_Listing_

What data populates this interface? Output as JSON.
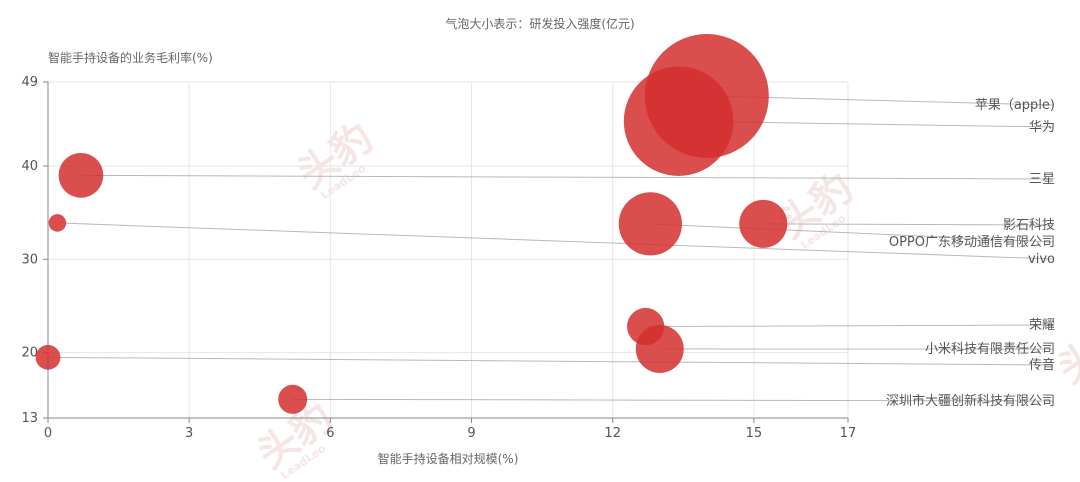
{
  "chart_data": {
    "type": "scatter",
    "title": "气泡大小表示：研发投入强度(亿元)",
    "xlabel": "智能手持设备相对规模(%)",
    "ylabel": "智能手持设备的业务毛利率(%)",
    "xlim": [
      0,
      17
    ],
    "ylim": [
      13,
      49
    ],
    "x_ticks": [
      "0",
      "3",
      "6",
      "9",
      "12",
      "15",
      "17"
    ],
    "y_ticks": [
      "13",
      "20",
      "30",
      "40",
      "49"
    ],
    "grid": true,
    "bubble_color": "#d32f2f",
    "points": [
      {
        "name": "苹果（apple)",
        "x": 14.0,
        "y": 47.5,
        "size": 100
      },
      {
        "name": "华为",
        "x": 13.4,
        "y": 44.8,
        "size": 78
      },
      {
        "name": "三星",
        "x": 0.7,
        "y": 39.0,
        "size": 13
      },
      {
        "name": "影石科技",
        "x": 15.2,
        "y": 33.8,
        "size": 15
      },
      {
        "name": "OPPO广东移动通信有限公司",
        "x": 12.8,
        "y": 33.8,
        "size": 26
      },
      {
        "name": "vivo",
        "x": 0.2,
        "y": 33.9,
        "size": 2
      },
      {
        "name": "荣耀",
        "x": 12.7,
        "y": 22.8,
        "size": 9
      },
      {
        "name": "小米科技有限责任公司",
        "x": 13.0,
        "y": 20.4,
        "size": 15
      },
      {
        "name": "传音",
        "x": 0.0,
        "y": 19.5,
        "size": 4
      },
      {
        "name": "深圳市大疆创新科技有限公司",
        "x": 5.2,
        "y": 15.0,
        "size": 5.5
      }
    ]
  },
  "watermark": {
    "text": "头豹",
    "sub": "LeadLeo"
  }
}
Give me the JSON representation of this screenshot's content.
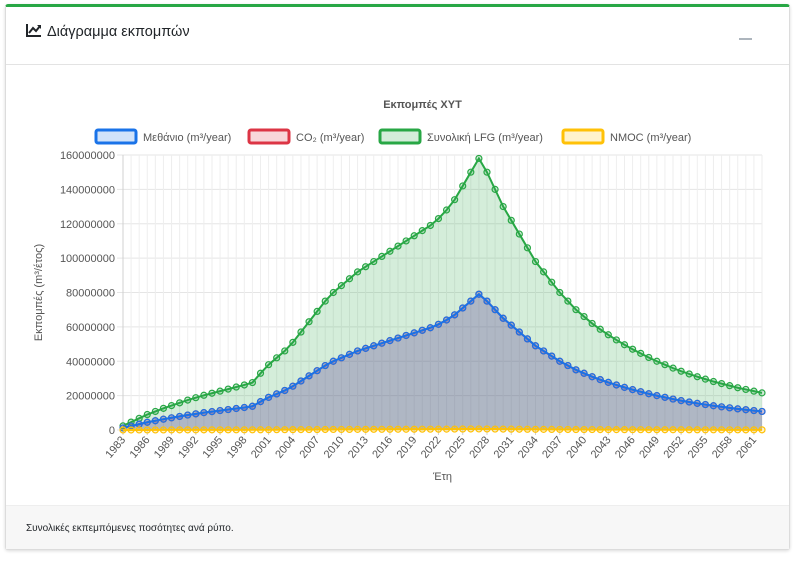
{
  "card": {
    "title": "Διάγραμμα εκπομπών",
    "title_icon": "line-chart-icon",
    "collapse_icon": "minus-icon",
    "footer_text": "Συνολικές εκπεμπόμενες ποσότητες ανά ρύπο."
  },
  "chart_data": {
    "type": "area",
    "title": "Εκπομπές ΧΥΤ",
    "xlabel": "Έτη",
    "ylabel": "Εκπομπές (m³/έτος)",
    "ylim": [
      0,
      160000000
    ],
    "yticks": [
      0,
      20000000,
      40000000,
      60000000,
      80000000,
      100000000,
      120000000,
      140000000,
      160000000
    ],
    "x_start": 1983,
    "x_end": 2062,
    "x_tick_labels": [
      "1983",
      "1986",
      "1989",
      "1992",
      "1995",
      "1998",
      "2001",
      "2004",
      "2007",
      "2010",
      "2013",
      "2016",
      "2019",
      "2022",
      "2025",
      "2028",
      "2031",
      "2034",
      "2037",
      "2040",
      "2043",
      "2046",
      "2049",
      "2052",
      "2055",
      "2058",
      "2061"
    ],
    "grid": true,
    "legend_position": "top",
    "series": [
      {
        "name": "Μεθάνιο (m³/year)",
        "color": "#1a73e8",
        "fill": "rgba(26,115,232,0.20)",
        "values": [
          1200000,
          2300000,
          3400000,
          4500000,
          5400000,
          6300000,
          7100000,
          7900000,
          8700000,
          9400000,
          10100000,
          10700000,
          11300000,
          11900000,
          12500000,
          13100000,
          13800000,
          16500000,
          19000000,
          21000000,
          23000000,
          25500000,
          28500000,
          31500000,
          34500000,
          37500000,
          40000000,
          42000000,
          44000000,
          46000000,
          47500000,
          49000000,
          50500000,
          52000000,
          53500000,
          55000000,
          56500000,
          58000000,
          59500000,
          61500000,
          64000000,
          67000000,
          71000000,
          75000000,
          79000000,
          75000000,
          70000000,
          65000000,
          61000000,
          57000000,
          53000000,
          49000000,
          46000000,
          43000000,
          40000000,
          37500000,
          35000000,
          33000000,
          31000000,
          29300000,
          27700000,
          26200000,
          24800000,
          23500000,
          22300000,
          21100000,
          20000000,
          19000000,
          18000000,
          17100000,
          16300000,
          15500000,
          14800000,
          14100000,
          13500000,
          12900000,
          12300000,
          11800000,
          11300000,
          10800000
        ]
      },
      {
        "name": "CO₂ (m³/year)",
        "color": "#dc3545",
        "fill": "rgba(220,53,69,0.20)",
        "values": [
          1200000,
          2300000,
          3400000,
          4500000,
          5400000,
          6300000,
          7100000,
          7900000,
          8700000,
          9400000,
          10100000,
          10700000,
          11300000,
          11900000,
          12500000,
          13100000,
          13800000,
          16500000,
          19000000,
          21000000,
          23000000,
          25500000,
          28500000,
          31500000,
          34500000,
          37500000,
          40000000,
          42000000,
          44000000,
          46000000,
          47500000,
          49000000,
          50500000,
          52000000,
          53500000,
          55000000,
          56500000,
          58000000,
          59500000,
          61500000,
          64000000,
          67000000,
          71000000,
          75000000,
          79000000,
          75000000,
          70000000,
          65000000,
          61000000,
          57000000,
          53000000,
          49000000,
          46000000,
          43000000,
          40000000,
          37500000,
          35000000,
          33000000,
          31000000,
          29300000,
          27700000,
          26200000,
          24800000,
          23500000,
          22300000,
          21100000,
          20000000,
          19000000,
          18000000,
          17100000,
          16300000,
          15500000,
          14800000,
          14100000,
          13500000,
          12900000,
          12300000,
          11800000,
          11300000,
          10800000
        ]
      },
      {
        "name": "Συνολική LFG (m³/year)",
        "color": "#28a745",
        "fill": "rgba(40,167,69,0.20)",
        "values": [
          2400000,
          4600000,
          6800000,
          9000000,
          10800000,
          12600000,
          14200000,
          15800000,
          17400000,
          18800000,
          20200000,
          21400000,
          22600000,
          23800000,
          25000000,
          26200000,
          27600000,
          33000000,
          38000000,
          42000000,
          46000000,
          51000000,
          57000000,
          63000000,
          69000000,
          75000000,
          80000000,
          84000000,
          88000000,
          92000000,
          95000000,
          98000000,
          101000000,
          104000000,
          107000000,
          110000000,
          113000000,
          116000000,
          119000000,
          123000000,
          128000000,
          134000000,
          142000000,
          150000000,
          158000000,
          150000000,
          140000000,
          130000000,
          122000000,
          114000000,
          106000000,
          98000000,
          92000000,
          86000000,
          80000000,
          75000000,
          70000000,
          66000000,
          62000000,
          58600000,
          55400000,
          52400000,
          49600000,
          47000000,
          44600000,
          42200000,
          40000000,
          38000000,
          36000000,
          34200000,
          32600000,
          31000000,
          29600000,
          28200000,
          27000000,
          25800000,
          24600000,
          23600000,
          22600000,
          21600000
        ]
      },
      {
        "name": "NMOC (m³/year)",
        "color": "#ffc107",
        "fill": "rgba(255,193,7,0.20)",
        "values": [
          10000,
          18000,
          27000,
          36000,
          43000,
          50000,
          57000,
          63000,
          70000,
          75000,
          81000,
          86000,
          90000,
          95000,
          100000,
          105000,
          110000,
          132000,
          152000,
          168000,
          184000,
          204000,
          228000,
          252000,
          276000,
          300000,
          320000,
          336000,
          352000,
          368000,
          380000,
          392000,
          404000,
          416000,
          428000,
          440000,
          452000,
          464000,
          476000,
          492000,
          512000,
          536000,
          568000,
          600000,
          632000,
          600000,
          560000,
          520000,
          488000,
          456000,
          424000,
          392000,
          368000,
          344000,
          320000,
          300000,
          280000,
          264000,
          248000,
          234000,
          222000,
          210000,
          198000,
          188000,
          178000,
          169000,
          160000,
          152000,
          144000,
          137000,
          130000,
          124000,
          118000,
          113000,
          108000,
          103000,
          98000,
          94000,
          90000,
          86000
        ]
      }
    ]
  }
}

_Goal_
Print each entry shown above with exact wording and no pictures.

_Worked answer_
What data populates this interface? Output as JSON.
{
  "chart_data": {
    "type": "scatter",
    "title": "气泡大小表示：研发投入强度(亿元)",
    "xlabel": "智能手持设备相对规模(%)",
    "ylabel": "智能手持设备的业务毛利率(%)",
    "xlim": [
      0,
      17
    ],
    "ylim": [
      13,
      49
    ],
    "x_ticks": [
      "0",
      "3",
      "6",
      "9",
      "12",
      "15",
      "17"
    ],
    "y_ticks": [
      "13",
      "20",
      "30",
      "40",
      "49"
    ],
    "grid": true,
    "bubble_color": "#d32f2f",
    "points": [
      {
        "name": "苹果（apple)",
        "x": 14.0,
        "y": 47.5,
        "size": 100
      },
      {
        "name": "华为",
        "x": 13.4,
        "y": 44.8,
        "size": 78
      },
      {
        "name": "三星",
        "x": 0.7,
        "y": 39.0,
        "size": 13
      },
      {
        "name": "影石科技",
        "x": 15.2,
        "y": 33.8,
        "size": 15
      },
      {
        "name": "OPPO广东移动通信有限公司",
        "x": 12.8,
        "y": 33.8,
        "size": 26
      },
      {
        "name": "vivo",
        "x": 0.2,
        "y": 33.9,
        "size": 2
      },
      {
        "name": "荣耀",
        "x": 12.7,
        "y": 22.8,
        "size": 9
      },
      {
        "name": "小米科技有限责任公司",
        "x": 13.0,
        "y": 20.4,
        "size": 15
      },
      {
        "name": "传音",
        "x": 0.0,
        "y": 19.5,
        "size": 4
      },
      {
        "name": "深圳市大疆创新科技有限公司",
        "x": 5.2,
        "y": 15.0,
        "size": 5.5
      }
    ]
  },
  "watermark": {
    "text": "头豹",
    "sub": "LeadLeo"
  }
}
Give me the JSON representation of this screenshot's content.
{
  "card": {
    "title": "Διάγραμμα εκπομπών",
    "title_icon": "line-chart-icon",
    "collapse_icon": "minus-icon",
    "footer_text": "Συνολικές εκπεμπόμενες ποσότητες ανά ρύπο."
  },
  "chart_data": {
    "type": "area",
    "title": "Εκπομπές ΧΥΤ",
    "xlabel": "Έτη",
    "ylabel": "Εκπομπές (m³/έτος)",
    "ylim": [
      0,
      160000000
    ],
    "yticks": [
      0,
      20000000,
      40000000,
      60000000,
      80000000,
      100000000,
      120000000,
      140000000,
      160000000
    ],
    "x_start": 1983,
    "x_end": 2062,
    "x_tick_labels": [
      "1983",
      "1986",
      "1989",
      "1992",
      "1995",
      "1998",
      "2001",
      "2004",
      "2007",
      "2010",
      "2013",
      "2016",
      "2019",
      "2022",
      "2025",
      "2028",
      "2031",
      "2034",
      "2037",
      "2040",
      "2043",
      "2046",
      "2049",
      "2052",
      "2055",
      "2058",
      "2061"
    ],
    "grid": true,
    "legend_position": "top",
    "series": [
      {
        "name": "Μεθάνιο (m³/year)",
        "color": "#1a73e8",
        "fill": "rgba(26,115,232,0.20)",
        "values": [
          1200000,
          2300000,
          3400000,
          4500000,
          5400000,
          6300000,
          7100000,
          7900000,
          8700000,
          9400000,
          10100000,
          10700000,
          11300000,
          11900000,
          12500000,
          13100000,
          13800000,
          16500000,
          19000000,
          21000000,
          23000000,
          25500000,
          28500000,
          31500000,
          34500000,
          37500000,
          40000000,
          42000000,
          44000000,
          46000000,
          47500000,
          49000000,
          50500000,
          52000000,
          53500000,
          55000000,
          56500000,
          58000000,
          59500000,
          61500000,
          64000000,
          67000000,
          71000000,
          75000000,
          79000000,
          75000000,
          70000000,
          65000000,
          61000000,
          57000000,
          53000000,
          49000000,
          46000000,
          43000000,
          40000000,
          37500000,
          35000000,
          33000000,
          31000000,
          29300000,
          27700000,
          26200000,
          24800000,
          23500000,
          22300000,
          21100000,
          20000000,
          19000000,
          18000000,
          17100000,
          16300000,
          15500000,
          14800000,
          14100000,
          13500000,
          12900000,
          12300000,
          11800000,
          11300000,
          10800000
        ]
      },
      {
        "name": "CO₂ (m³/year)",
        "color": "#dc3545",
        "fill": "rgba(220,53,69,0.20)",
        "values": [
          1200000,
          2300000,
          3400000,
          4500000,
          5400000,
          6300000,
          7100000,
          7900000,
          8700000,
          9400000,
          10100000,
          10700000,
          11300000,
          11900000,
          12500000,
          13100000,
          13800000,
          16500000,
          19000000,
          21000000,
          23000000,
          25500000,
          28500000,
          31500000,
          34500000,
          37500000,
          40000000,
          42000000,
          44000000,
          46000000,
          47500000,
          49000000,
          50500000,
          52000000,
          53500000,
          55000000,
          56500000,
          58000000,
          59500000,
          61500000,
          64000000,
          67000000,
          71000000,
          75000000,
          79000000,
          75000000,
          70000000,
          65000000,
          61000000,
          57000000,
          53000000,
          49000000,
          46000000,
          43000000,
          40000000,
          37500000,
          35000000,
          33000000,
          31000000,
          29300000,
          27700000,
          26200000,
          24800000,
          23500000,
          22300000,
          21100000,
          20000000,
          19000000,
          18000000,
          17100000,
          16300000,
          15500000,
          14800000,
          14100000,
          13500000,
          12900000,
          12300000,
          11800000,
          11300000,
          10800000
        ]
      },
      {
        "name": "Συνολική LFG (m³/year)",
        "color": "#28a745",
        "fill": "rgba(40,167,69,0.20)",
        "values": [
          2400000,
          4600000,
          6800000,
          9000000,
          10800000,
          12600000,
          14200000,
          15800000,
          17400000,
          18800000,
          20200000,
          21400000,
          22600000,
          23800000,
          25000000,
          26200000,
          27600000,
          33000000,
          38000000,
          42000000,
          46000000,
          51000000,
          57000000,
          63000000,
          69000000,
          75000000,
          80000000,
          84000000,
          88000000,
          92000000,
          95000000,
          98000000,
          101000000,
          104000000,
          107000000,
          110000000,
          113000000,
          116000000,
          119000000,
          123000000,
          128000000,
          134000000,
          142000000,
          150000000,
          158000000,
          150000000,
          140000000,
          130000000,
          122000000,
          114000000,
          106000000,
          98000000,
          92000000,
          86000000,
          80000000,
          75000000,
          70000000,
          66000000,
          62000000,
          58600000,
          55400000,
          52400000,
          49600000,
          47000000,
          44600000,
          42200000,
          40000000,
          38000000,
          36000000,
          34200000,
          32600000,
          31000000,
          29600000,
          28200000,
          27000000,
          25800000,
          24600000,
          23600000,
          22600000,
          21600000
        ]
      },
      {
        "name": "NMOC (m³/year)",
        "color": "#ffc107",
        "fill": "rgba(255,193,7,0.20)",
        "values": [
          10000,
          18000,
          27000,
          36000,
          43000,
          50000,
          57000,
          63000,
          70000,
          75000,
          81000,
          86000,
          90000,
          95000,
          100000,
          105000,
          110000,
          132000,
          152000,
          168000,
          184000,
          204000,
          228000,
          252000,
          276000,
          300000,
          320000,
          336000,
          352000,
          368000,
          380000,
          392000,
          404000,
          416000,
          428000,
          440000,
          452000,
          464000,
          476000,
          492000,
          512000,
          536000,
          568000,
          600000,
          632000,
          600000,
          560000,
          520000,
          488000,
          456000,
          424000,
          392000,
          368000,
          344000,
          320000,
          300000,
          280000,
          264000,
          248000,
          234000,
          222000,
          210000,
          198000,
          188000,
          178000,
          169000,
          160000,
          152000,
          144000,
          137000,
          130000,
          124000,
          118000,
          113000,
          108000,
          103000,
          98000,
          94000,
          90000,
          86000
        ]
      }
    ]
  }
}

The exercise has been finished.